WHAT YOU WILL DO: From the entries below, extract every line that includes the word "type".

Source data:
- - -
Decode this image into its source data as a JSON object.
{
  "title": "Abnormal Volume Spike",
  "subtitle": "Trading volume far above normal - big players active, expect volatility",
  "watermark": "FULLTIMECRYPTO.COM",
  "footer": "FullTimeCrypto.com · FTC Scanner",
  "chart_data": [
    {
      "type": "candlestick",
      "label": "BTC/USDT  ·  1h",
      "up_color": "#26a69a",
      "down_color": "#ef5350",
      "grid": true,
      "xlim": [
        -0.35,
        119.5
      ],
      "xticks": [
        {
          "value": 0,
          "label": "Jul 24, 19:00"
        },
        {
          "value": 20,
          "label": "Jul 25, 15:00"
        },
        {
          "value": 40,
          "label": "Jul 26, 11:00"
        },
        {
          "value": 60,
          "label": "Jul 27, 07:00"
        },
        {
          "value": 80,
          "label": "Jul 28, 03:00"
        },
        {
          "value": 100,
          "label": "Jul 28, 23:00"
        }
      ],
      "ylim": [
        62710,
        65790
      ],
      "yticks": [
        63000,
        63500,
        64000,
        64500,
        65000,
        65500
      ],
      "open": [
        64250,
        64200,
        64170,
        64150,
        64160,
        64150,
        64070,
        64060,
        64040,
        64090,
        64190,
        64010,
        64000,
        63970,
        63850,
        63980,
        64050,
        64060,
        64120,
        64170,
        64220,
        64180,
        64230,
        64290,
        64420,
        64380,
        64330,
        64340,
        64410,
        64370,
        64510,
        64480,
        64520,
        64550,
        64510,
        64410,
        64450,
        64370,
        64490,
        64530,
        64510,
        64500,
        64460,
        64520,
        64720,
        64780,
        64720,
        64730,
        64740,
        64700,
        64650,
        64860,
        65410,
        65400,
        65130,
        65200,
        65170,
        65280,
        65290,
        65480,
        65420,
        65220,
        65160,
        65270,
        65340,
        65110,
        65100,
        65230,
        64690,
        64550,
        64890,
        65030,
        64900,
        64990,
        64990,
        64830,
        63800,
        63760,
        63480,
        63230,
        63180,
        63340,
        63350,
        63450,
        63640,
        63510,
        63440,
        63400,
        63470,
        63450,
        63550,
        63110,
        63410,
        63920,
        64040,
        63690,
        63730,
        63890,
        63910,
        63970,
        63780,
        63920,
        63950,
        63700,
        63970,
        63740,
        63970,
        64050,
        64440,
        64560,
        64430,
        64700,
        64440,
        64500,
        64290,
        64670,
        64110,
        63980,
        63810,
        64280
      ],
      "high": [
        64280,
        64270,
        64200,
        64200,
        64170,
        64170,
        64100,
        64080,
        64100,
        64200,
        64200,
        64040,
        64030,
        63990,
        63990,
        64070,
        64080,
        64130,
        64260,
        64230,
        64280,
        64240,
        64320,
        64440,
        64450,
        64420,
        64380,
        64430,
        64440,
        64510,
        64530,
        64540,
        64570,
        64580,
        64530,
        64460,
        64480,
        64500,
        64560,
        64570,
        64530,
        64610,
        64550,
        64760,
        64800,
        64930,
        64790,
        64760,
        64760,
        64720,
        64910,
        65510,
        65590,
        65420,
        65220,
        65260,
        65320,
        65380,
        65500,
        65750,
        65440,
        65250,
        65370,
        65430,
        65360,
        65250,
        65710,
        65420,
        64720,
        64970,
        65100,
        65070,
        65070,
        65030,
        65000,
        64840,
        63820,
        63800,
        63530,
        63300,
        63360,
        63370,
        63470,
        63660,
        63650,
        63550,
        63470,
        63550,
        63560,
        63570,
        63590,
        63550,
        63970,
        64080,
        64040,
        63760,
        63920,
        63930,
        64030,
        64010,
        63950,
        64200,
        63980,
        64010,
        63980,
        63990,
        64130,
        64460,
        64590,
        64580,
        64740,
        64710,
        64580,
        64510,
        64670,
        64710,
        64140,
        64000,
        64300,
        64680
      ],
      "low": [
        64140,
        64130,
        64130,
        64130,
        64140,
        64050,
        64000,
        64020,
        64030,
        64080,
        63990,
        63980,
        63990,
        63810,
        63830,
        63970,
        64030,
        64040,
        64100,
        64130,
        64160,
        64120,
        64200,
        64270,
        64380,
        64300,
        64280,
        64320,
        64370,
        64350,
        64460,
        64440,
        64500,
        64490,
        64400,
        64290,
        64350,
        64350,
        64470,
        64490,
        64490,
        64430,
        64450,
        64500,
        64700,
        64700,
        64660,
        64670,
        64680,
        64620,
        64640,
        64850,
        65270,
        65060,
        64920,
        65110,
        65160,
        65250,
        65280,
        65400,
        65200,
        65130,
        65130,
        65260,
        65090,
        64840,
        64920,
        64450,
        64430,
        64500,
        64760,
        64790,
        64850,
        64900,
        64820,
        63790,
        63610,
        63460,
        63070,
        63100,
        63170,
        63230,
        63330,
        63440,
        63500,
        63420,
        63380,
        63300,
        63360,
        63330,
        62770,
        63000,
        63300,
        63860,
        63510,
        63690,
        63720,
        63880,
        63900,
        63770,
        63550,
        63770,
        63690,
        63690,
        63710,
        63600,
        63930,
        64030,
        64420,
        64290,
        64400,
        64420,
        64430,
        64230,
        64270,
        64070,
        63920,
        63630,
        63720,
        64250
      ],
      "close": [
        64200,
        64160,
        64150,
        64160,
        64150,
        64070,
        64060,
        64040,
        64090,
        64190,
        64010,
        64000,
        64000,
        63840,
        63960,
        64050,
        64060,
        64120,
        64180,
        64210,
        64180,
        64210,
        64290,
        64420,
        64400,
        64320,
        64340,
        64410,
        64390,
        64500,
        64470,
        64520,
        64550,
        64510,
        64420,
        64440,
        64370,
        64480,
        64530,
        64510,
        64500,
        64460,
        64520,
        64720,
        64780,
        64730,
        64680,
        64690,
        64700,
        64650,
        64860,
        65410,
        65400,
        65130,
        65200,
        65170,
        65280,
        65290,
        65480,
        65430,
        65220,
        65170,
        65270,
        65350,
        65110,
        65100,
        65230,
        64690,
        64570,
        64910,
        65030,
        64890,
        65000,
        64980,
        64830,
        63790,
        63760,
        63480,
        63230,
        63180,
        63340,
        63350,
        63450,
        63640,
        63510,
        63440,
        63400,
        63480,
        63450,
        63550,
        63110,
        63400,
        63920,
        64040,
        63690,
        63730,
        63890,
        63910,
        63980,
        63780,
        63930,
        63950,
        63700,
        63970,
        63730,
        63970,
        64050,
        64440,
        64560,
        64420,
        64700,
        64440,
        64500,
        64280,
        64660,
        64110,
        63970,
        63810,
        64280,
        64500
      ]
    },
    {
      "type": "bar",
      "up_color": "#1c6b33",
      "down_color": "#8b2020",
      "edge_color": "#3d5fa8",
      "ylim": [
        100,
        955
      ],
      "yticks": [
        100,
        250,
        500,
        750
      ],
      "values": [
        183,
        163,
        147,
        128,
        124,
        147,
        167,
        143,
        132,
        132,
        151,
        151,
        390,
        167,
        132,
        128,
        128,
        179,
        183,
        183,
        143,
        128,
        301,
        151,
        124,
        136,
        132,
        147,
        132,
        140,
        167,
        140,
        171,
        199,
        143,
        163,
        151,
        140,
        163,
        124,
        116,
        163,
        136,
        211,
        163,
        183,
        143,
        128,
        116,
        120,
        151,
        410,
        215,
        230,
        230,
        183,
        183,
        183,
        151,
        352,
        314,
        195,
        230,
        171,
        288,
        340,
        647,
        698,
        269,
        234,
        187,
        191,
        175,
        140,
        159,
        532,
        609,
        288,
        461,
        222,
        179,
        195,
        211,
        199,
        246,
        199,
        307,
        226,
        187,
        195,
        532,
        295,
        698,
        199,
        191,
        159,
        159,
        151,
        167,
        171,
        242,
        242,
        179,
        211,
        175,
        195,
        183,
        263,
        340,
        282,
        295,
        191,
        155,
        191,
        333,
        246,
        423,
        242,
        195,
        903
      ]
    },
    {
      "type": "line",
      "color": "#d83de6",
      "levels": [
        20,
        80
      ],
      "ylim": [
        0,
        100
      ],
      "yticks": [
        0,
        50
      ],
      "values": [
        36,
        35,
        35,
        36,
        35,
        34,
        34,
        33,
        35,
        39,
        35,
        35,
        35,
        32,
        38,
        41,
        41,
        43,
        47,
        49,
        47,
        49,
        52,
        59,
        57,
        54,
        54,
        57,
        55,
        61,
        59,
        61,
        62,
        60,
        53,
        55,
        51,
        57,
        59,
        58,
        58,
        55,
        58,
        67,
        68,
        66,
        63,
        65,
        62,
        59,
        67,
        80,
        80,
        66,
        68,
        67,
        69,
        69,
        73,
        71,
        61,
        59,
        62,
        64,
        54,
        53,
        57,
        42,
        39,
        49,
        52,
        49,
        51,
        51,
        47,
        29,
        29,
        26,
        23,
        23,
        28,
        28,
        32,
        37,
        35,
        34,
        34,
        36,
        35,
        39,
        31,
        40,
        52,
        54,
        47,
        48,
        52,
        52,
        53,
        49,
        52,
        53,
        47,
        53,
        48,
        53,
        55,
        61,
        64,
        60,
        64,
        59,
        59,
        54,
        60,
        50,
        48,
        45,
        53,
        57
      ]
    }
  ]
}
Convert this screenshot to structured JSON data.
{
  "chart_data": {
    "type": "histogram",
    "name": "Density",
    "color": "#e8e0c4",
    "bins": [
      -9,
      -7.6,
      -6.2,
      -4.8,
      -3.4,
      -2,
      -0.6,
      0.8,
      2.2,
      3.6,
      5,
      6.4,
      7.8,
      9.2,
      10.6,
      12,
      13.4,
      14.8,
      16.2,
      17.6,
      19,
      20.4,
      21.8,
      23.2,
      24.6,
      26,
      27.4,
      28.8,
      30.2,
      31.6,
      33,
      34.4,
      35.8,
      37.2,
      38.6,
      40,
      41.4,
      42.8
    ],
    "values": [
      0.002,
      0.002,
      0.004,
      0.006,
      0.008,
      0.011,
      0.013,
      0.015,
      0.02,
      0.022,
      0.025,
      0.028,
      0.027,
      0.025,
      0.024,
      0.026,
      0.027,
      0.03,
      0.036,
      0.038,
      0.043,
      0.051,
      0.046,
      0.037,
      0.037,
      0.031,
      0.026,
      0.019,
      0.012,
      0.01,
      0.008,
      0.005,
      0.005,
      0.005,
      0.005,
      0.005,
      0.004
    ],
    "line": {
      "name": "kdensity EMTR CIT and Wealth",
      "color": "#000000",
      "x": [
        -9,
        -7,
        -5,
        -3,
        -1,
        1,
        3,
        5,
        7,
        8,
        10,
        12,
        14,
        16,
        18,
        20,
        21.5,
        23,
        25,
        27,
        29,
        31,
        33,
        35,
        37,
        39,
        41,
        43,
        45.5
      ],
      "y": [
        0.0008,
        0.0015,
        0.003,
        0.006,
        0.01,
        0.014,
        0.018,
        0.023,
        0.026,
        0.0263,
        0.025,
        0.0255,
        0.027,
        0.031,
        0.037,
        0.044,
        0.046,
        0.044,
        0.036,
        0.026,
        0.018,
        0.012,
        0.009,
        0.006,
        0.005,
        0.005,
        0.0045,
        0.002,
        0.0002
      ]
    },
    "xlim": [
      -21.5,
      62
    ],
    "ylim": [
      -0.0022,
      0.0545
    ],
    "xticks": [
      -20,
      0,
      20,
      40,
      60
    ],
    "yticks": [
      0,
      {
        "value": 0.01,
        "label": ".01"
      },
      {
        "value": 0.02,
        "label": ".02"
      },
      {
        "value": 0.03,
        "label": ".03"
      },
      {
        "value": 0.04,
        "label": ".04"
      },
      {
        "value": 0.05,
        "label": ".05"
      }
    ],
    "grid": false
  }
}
- - -
TASK OUTPUT:
      "type": "candlestick",
      "type": "bar",
      "type": "line",
    "type": "histogram",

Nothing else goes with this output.